=== Input records ===

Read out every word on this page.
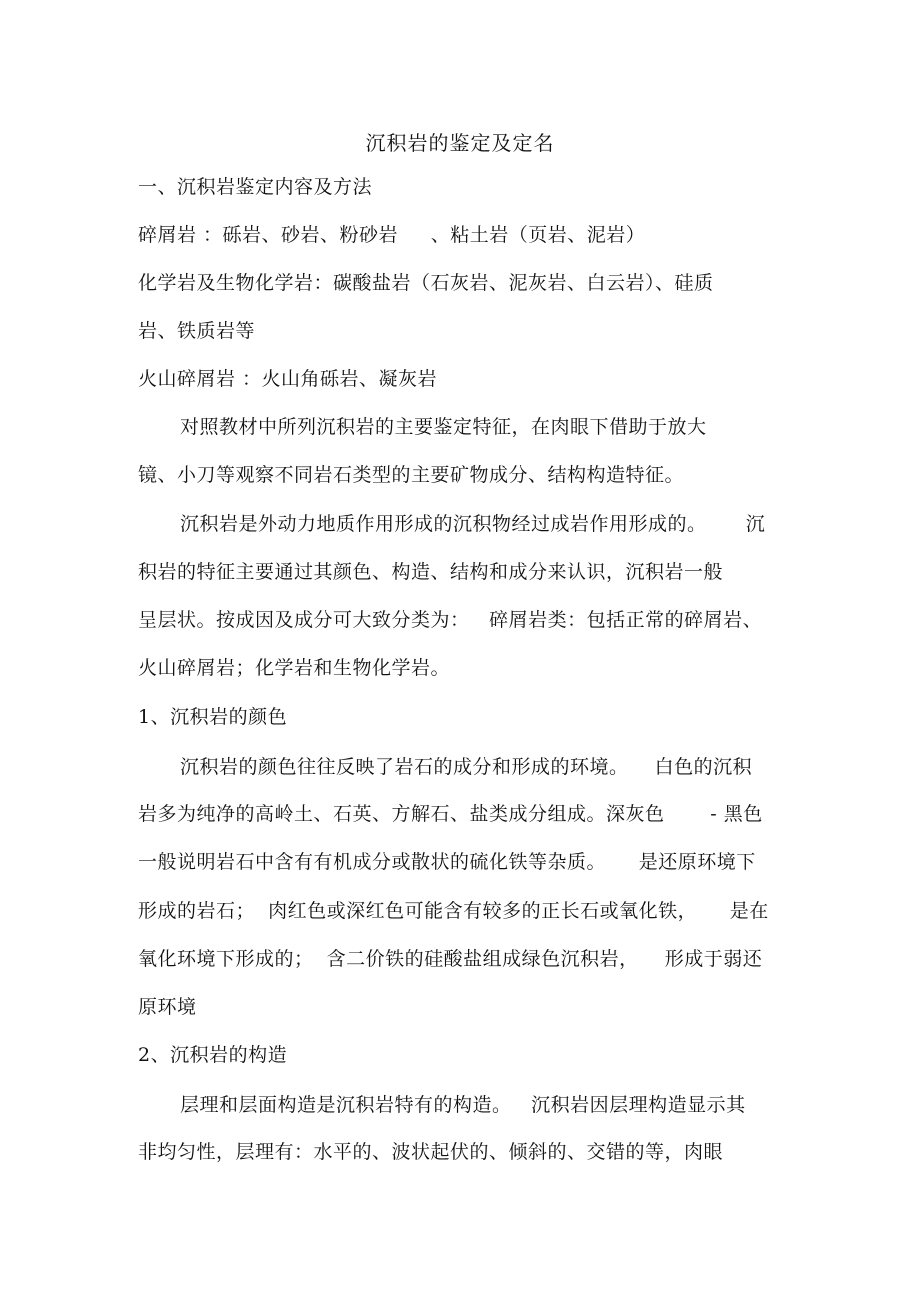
沉积岩的鉴定及定名
一、沉积岩鉴定内容及方法
碎屑岩 ：砾岩、砂岩、粉砂岩     、粘土岩（页岩、泥岩）
化学岩及生物化学岩：碳酸盐岩（石灰岩、泥灰岩、白云岩）、硅质
岩、铁质岩等
火山碎屑岩 ：火山角砾岩、凝灰岩
对照教材中所列沉积岩的主要鉴定特征，在肉眼下借助于放大
镜、小刀等观察不同岩石类型的主要矿物成分、结构构造特征。
沉积岩是外动力地质作用形成的沉积物经过成岩作用形成的。      沉
积岩的特征主要通过其颜色、构造、结构和成分来认识，沉积岩一般
呈层状。按成因及成分可大致分类为：   碎屑岩类：包括正常的碎屑岩、
火山碎屑岩；化学岩和生物化学岩。
1、沉积岩的颜色
沉积岩的颜色往往反映了岩石的成分和形成的环境。    白色的沉积
岩多为纯净的高岭土、石英、方解石、盐类成分组成。深灰色       - 黑色
一般说明岩石中含有有机成分或散状的硫化铁等杂质。     是还原环境下
形成的岩石；  肉红色或深红色可能含有较多的正长石或氧化铁，     是在
氧化环境下形成的；  含二价铁的硅酸盐组成绿色沉积岩，    形成于弱还
原环境
2、沉积岩的构造
层理和层面构造是沉积岩特有的构造。   沉积岩因层理构造显示其
非均匀性，层理有：水平的、波状起伏的、倾斜的、交错的等，肉眼
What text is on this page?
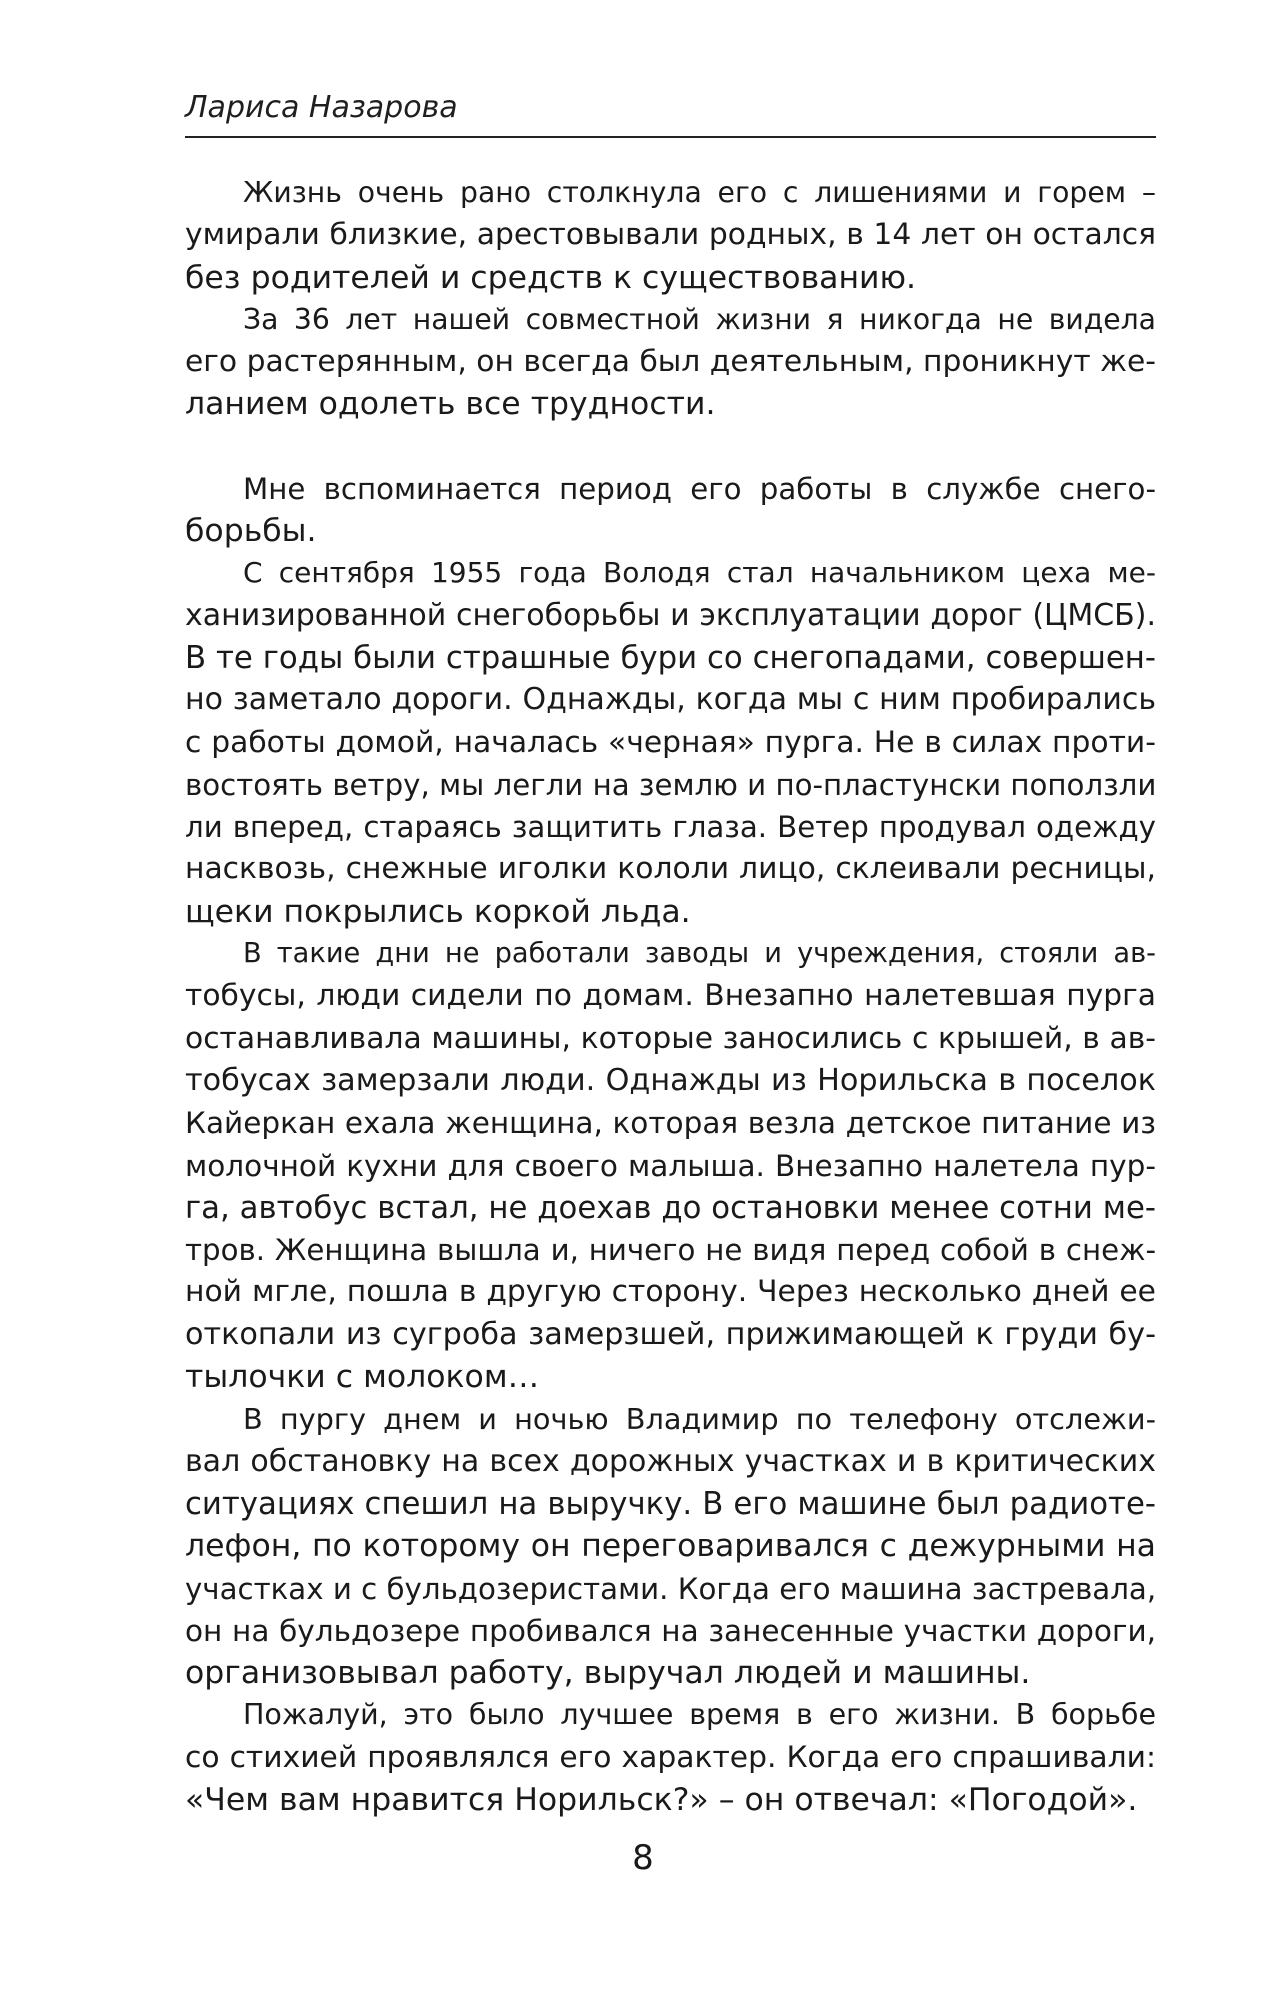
Лариса Назарова

Жизнь очень рано столкнула его с лишениями и горем –
умирали близкие, арестовывали родных, в 14 лет он остался
без родителей и средств к существованию.

За 36 лет нашей совместной жизни я никогда не видела
его растерянным, он всегда был деятельным, проникнут же-
ланием одолеть все трудности.

Мне вспоминается период его работы в службе снего-
борьбы.

С сентября 1955 года Володя стал начальником цеха ме-
ханизированной снегоборьбы и эксплуатации дорог (ЦМСБ).
В те годы были страшные бури со снегопадами, совершен-
но заметало дороги. Однажды, когда мы с ним пробирались
с работы домой, началась «черная» пурга. Не в силах проти-
востоять ветру, мы легли на землю и по-пластунски поползли
ли вперед, стараясь защитить глаза. Ветер продувал одежду
насквозь, снежные иголки кололи лицо, склеивали ресницы,
щеки покрылись коркой льда.

В такие дни не работали заводы и учреждения, стояли ав-
тобусы, люди сидели по домам. Внезапно налетевшая пурга
останавливала машины, которые заносились с крышей, в ав-
тобусах замерзали люди. Однажды из Норильска в поселок
Кайеркан ехала женщина, которая везла детское питание из
молочной кухни для своего малыша. Внезапно налетела пур-
га, автобус встал, не доехав до остановки менее сотни ме-
тров. Женщина вышла и, ничего не видя перед собой в снеж-
ной мгле, пошла в другую сторону. Через несколько дней ее
откопали из сугроба замерзшей, прижимающей к груди бу-
тылочки с молоком…

В пургу днем и ночью Владимир по телефону отслежи-
вал обстановку на всех дорожных участках и в критических
ситуациях спешил на выручку. В его машине был радиоте-
лефон, по которому он переговаривался с дежурными на
участках и с бульдозеристами. Когда его машина застревала,
он на бульдозере пробивался на занесенные участки дороги,
организовывал работу, выручал людей и машины.

Пожалуй, это было лучшее время в его жизни. В борьбе
со стихией проявлялся его характер. Когда его спрашивали:
«Чем вам нравится Норильск?» – он отвечал: «Погодой».

8
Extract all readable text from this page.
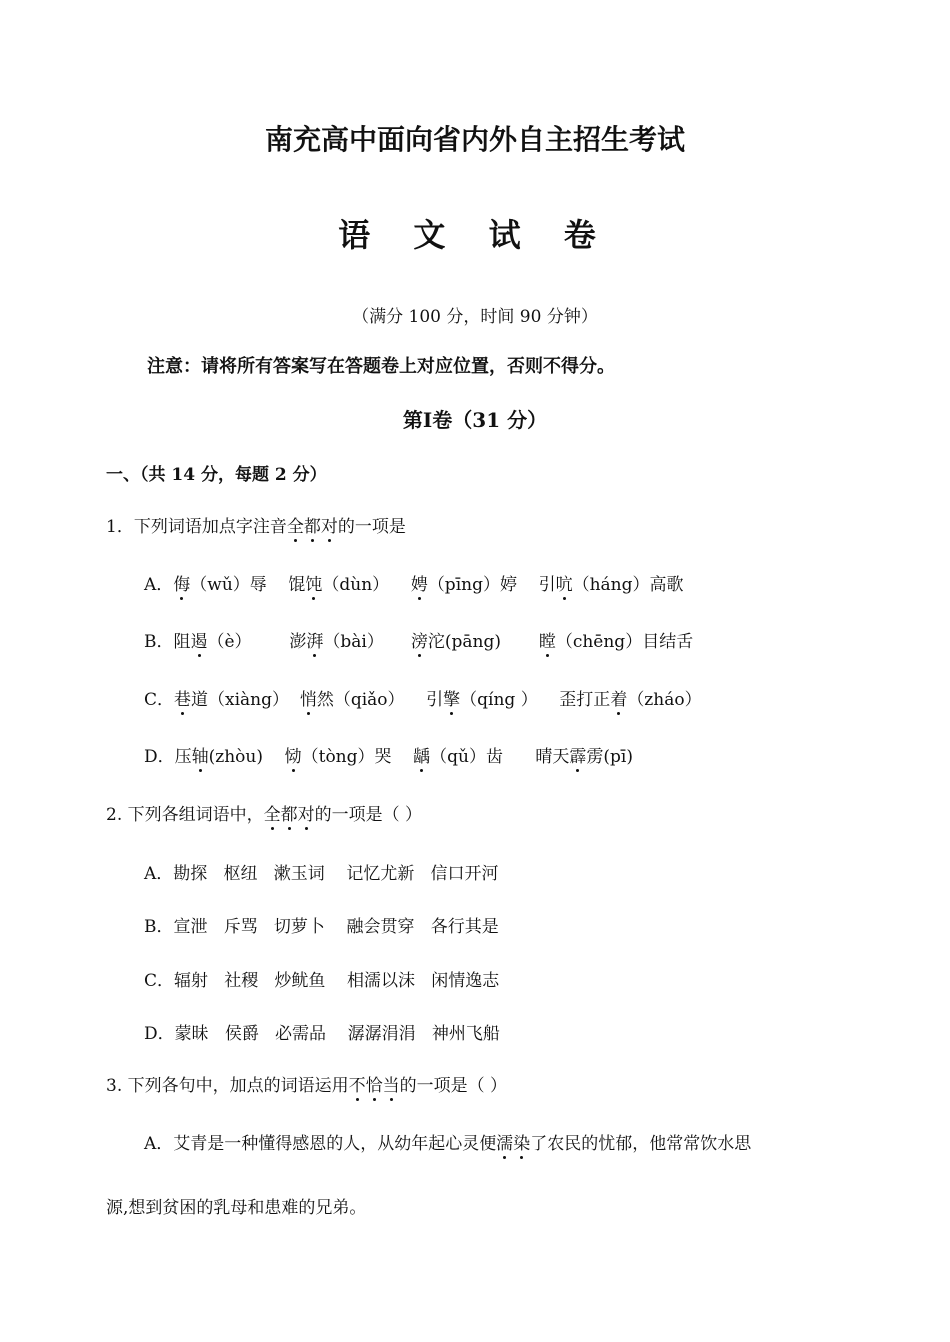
南充高中面向省内外自主招生考试
语 文 试 卷
（满分 100 分，时间 90 分钟）
注意：请将所有答案写在答题卷上对应位置，否则不得分。
第Ⅰ卷（31 分）
一、（共 14 分，每题 2 分）
1．下列词语加点字注音全都对的一项是
A．侮（wǔ）辱    馄饨（dùn）    娉（pīng）婷    引吭（háng）高歌
B．阻遏（è）       澎湃（bài）     滂沱(pāng)       瞠（chēng）目结舌
C．巷道（xiàng）  悄然（qiǎo）    引擎（qíng ）    歪打正着（zháo）
D．压轴(zhòu)    恸（tòng）哭    龋（qǔ）齿      晴天霹雳(pī)
2. 下列各组词语中，全都对的一项是（ ）
A．勘探   枢纽   漱玉词    记忆尤新   信口开河
B．宣泄   斥骂   切萝卜    融会贯穿   各行其是
C．辐射   社稷   炒鱿鱼    相濡以沫   闲情逸志
D．蒙昧   侯爵   必需品    潺潺涓涓   神州飞船
3. 下列各句中，加点的词语运用不恰当的一项是（ ）
A．艾青是一种懂得感恩的人，从幼年起心灵便濡染了农民的忧郁，他常常饮水思
源,想到贫困的乳母和患难的兄弟。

===

- **Instructions to follow**
Print all of the entries word for word. Omit the pictures they contain.

- **Written response**
Read out every word on this page.
沉积岩的鉴定及定名
一、沉积岩鉴定内容及方法
碎屑岩 ：砾岩、砂岩、粉砂岩     、粘土岩（页岩、泥岩）
化学岩及生物化学岩：碳酸盐岩（石灰岩、泥灰岩、白云岩）、硅质
岩、铁质岩等
火山碎屑岩 ：火山角砾岩、凝灰岩
对照教材中所列沉积岩的主要鉴定特征，在肉眼下借助于放大
镜、小刀等观察不同岩石类型的主要矿物成分、结构构造特征。
沉积岩是外动力地质作用形成的沉积物经过成岩作用形成的。      沉
积岩的特征主要通过其颜色、构造、结构和成分来认识，沉积岩一般
呈层状。按成因及成分可大致分类为：   碎屑岩类：包括正常的碎屑岩、
火山碎屑岩；化学岩和生物化学岩。
1、沉积岩的颜色
沉积岩的颜色往往反映了岩石的成分和形成的环境。    白色的沉积
岩多为纯净的高岭土、石英、方解石、盐类成分组成。深灰色       - 黑色
一般说明岩石中含有有机成分或散状的硫化铁等杂质。     是还原环境下
形成的岩石；  肉红色或深红色可能含有较多的正长石或氧化铁，     是在
氧化环境下形成的；  含二价铁的硅酸盐组成绿色沉积岩，    形成于弱还
原环境
2、沉积岩的构造
层理和层面构造是沉积岩特有的构造。   沉积岩因层理构造显示其
非均匀性，层理有：水平的、波状起伏的、倾斜的、交错的等，肉眼
What text is on this page?
Лариса Назарова

Жизнь очень рано столкнула его с лишениями и горем –
умирали близкие, арестовывали родных, в 14 лет он остался
без родителей и средств к существованию.

За 36 лет нашей совместной жизни я никогда не видела
его растерянным, он всегда был деятельным, проникнут же-
ланием одолеть все трудности.

Мне вспоминается период его работы в службе снего-
борьбы.

С сентября 1955 года Володя стал начальником цеха ме-
ханизированной снегоборьбы и эксплуатации дорог (ЦМСБ).
В те годы были страшные бури со снегопадами, совершен-
но заметало дороги. Однажды, когда мы с ним пробирались
с работы домой, началась «черная» пурга. Не в силах проти-
востоять ветру, мы легли на землю и по-пластунски поползли
ли вперед, стараясь защитить глаза. Ветер продувал одежду
насквозь, снежные иголки кололи лицо, склеивали ресницы,
щеки покрылись коркой льда.

В такие дни не работали заводы и учреждения, стояли ав-
тобусы, люди сидели по домам. Внезапно налетевшая пурга
останавливала машины, которые заносились с крышей, в ав-
тобусах замерзали люди. Однажды из Норильска в поселок
Кайеркан ехала женщина, которая везла детское питание из
молочной кухни для своего малыша. Внезапно налетела пур-
га, автобус встал, не доехав до остановки менее сотни ме-
тров. Женщина вышла и, ничего не видя перед собой в снеж-
ной мгле, пошла в другую сторону. Через несколько дней ее
откопали из сугроба замерзшей, прижимающей к груди бу-
тылочки с молоком…

В пургу днем и ночью Владимир по телефону отслежи-
вал обстановку на всех дорожных участках и в критических
ситуациях спешил на выручку. В его машине был радиоте-
лефон, по которому он переговаривался с дежурными на
участках и с бульдозеристами. Когда его машина застревала,
он на бульдозере пробивался на занесенные участки дороги,
организовывал работу, выручал людей и машины.

Пожалуй, это было лучшее время в его жизни. В борьбе
со стихией проявлялся его характер. Когда его спрашивали:
«Чем вам нравится Норильск?» – он отвечал: «Погодой».

8
Extract all readable text from this page.
南充高中面向省内外自主招生考试
语 文 试 卷
（满分 100 分，时间 90 分钟）
注意：请将所有答案写在答题卷上对应位置，否则不得分。
第Ⅰ卷（31 分）
一、（共 14 分，每题 2 分）
1．下列词语加点字注音全都对的一项是
A．侮（wǔ）辱    馄饨（dùn）    娉（pīng）婷    引吭（háng）高歌
B．阻遏（è）       澎湃（bài）     滂沱(pāng)       瞠（chēng）目结舌
C．巷道（xiàng）  悄然（qiǎo）    引擎（qíng ）    歪打正着（zháo）
D．压轴(zhòu)    恸（tòng）哭    龋（qǔ）齿      晴天霹雳(pī)
2. 下列各组词语中，全都对的一项是（ ）
A．勘探   枢纽   漱玉词    记忆尤新   信口开河
B．宣泄   斥骂   切萝卜    融会贯穿   各行其是
C．辐射   社稷   炒鱿鱼    相濡以沫   闲情逸志
D．蒙昧   侯爵   必需品    潺潺涓涓   神州飞船
3. 下列各句中，加点的词语运用不恰当的一项是（ ）
A．艾青是一种懂得感恩的人，从幼年起心灵便濡染了农民的忧郁，他常常饮水思
源,想到贫困的乳母和患难的兄弟。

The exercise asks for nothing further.